DIRECTIONS:
Exclude all pictures, then copy each of the records exactly as written.

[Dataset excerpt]
----
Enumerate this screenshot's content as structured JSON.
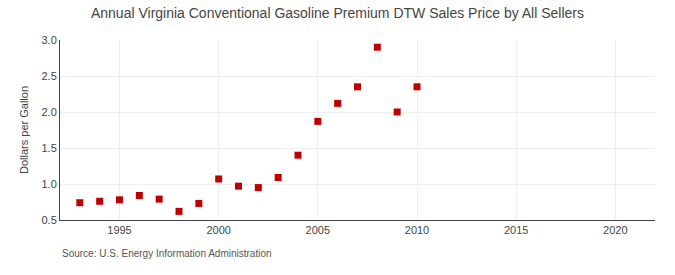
{
  "chart_data": {
    "type": "scatter",
    "title": "Annual Virginia Conventional Gasoline Premium DTW Sales Price by All Sellers",
    "ylabel": "Dollars per Gallon",
    "annotations": [
      "Source: U.S. Energy Information Administration"
    ],
    "x": [
      1993,
      1994,
      1995,
      1996,
      1997,
      1998,
      1999,
      2000,
      2001,
      2002,
      2003,
      2004,
      2005,
      2006,
      2007,
      2008,
      2009,
      2010
    ],
    "values": [
      0.74,
      0.76,
      0.78,
      0.84,
      0.79,
      0.62,
      0.73,
      1.07,
      0.97,
      0.95,
      1.09,
      1.4,
      1.87,
      2.12,
      2.35,
      2.9,
      2.0,
      2.35
    ],
    "color": "#c00000",
    "marker": "square",
    "xlim": [
      1992,
      2022
    ],
    "ylim": [
      0.5,
      3.0
    ],
    "xticks": [
      1995,
      2000,
      2005,
      2010,
      2015,
      2020
    ],
    "yticks": [
      0.5,
      {
        "value": 1.0,
        "label": "1.0"
      },
      1.5,
      {
        "value": 2.0,
        "label": "2.0"
      },
      2.5,
      {
        "value": 3.0,
        "label": "3.0"
      }
    ],
    "grid": true
  }
}
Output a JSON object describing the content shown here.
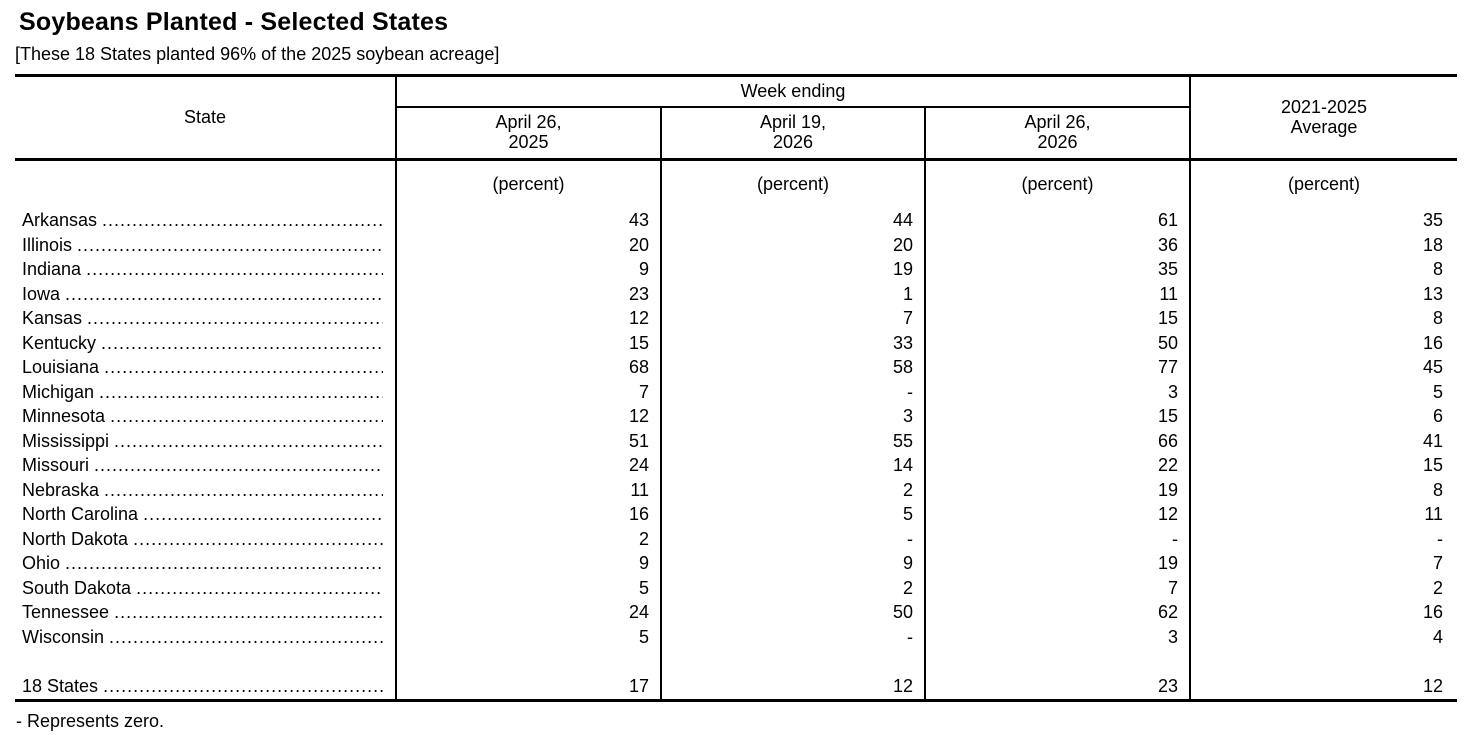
----
RESPONSE TO THIS EXERCISE:
Enumerate this screenshot's content as structured JSON.
{
  "chart_data": {
    "type": "scatter",
    "title": "Annual Virginia Conventional Gasoline Premium DTW Sales Price by All Sellers",
    "ylabel": "Dollars per Gallon",
    "annotations": [
      "Source: U.S. Energy Information Administration"
    ],
    "x": [
      1993,
      1994,
      1995,
      1996,
      1997,
      1998,
      1999,
      2000,
      2001,
      2002,
      2003,
      2004,
      2005,
      2006,
      2007,
      2008,
      2009,
      2010
    ],
    "values": [
      0.74,
      0.76,
      0.78,
      0.84,
      0.79,
      0.62,
      0.73,
      1.07,
      0.97,
      0.95,
      1.09,
      1.4,
      1.87,
      2.12,
      2.35,
      2.9,
      2.0,
      2.35
    ],
    "color": "#c00000",
    "marker": "square",
    "xlim": [
      1992,
      2022
    ],
    "ylim": [
      0.5,
      3.0
    ],
    "xticks": [
      1995,
      2000,
      2005,
      2010,
      2015,
      2020
    ],
    "yticks": [
      0.5,
      {
        "value": 1.0,
        "label": "1.0"
      },
      1.5,
      {
        "value": 2.0,
        "label": "2.0"
      },
      2.5,
      {
        "value": 3.0,
        "label": "3.0"
      }
    ],
    "grid": true
  }
}
Output a JSON object describing the content shown here.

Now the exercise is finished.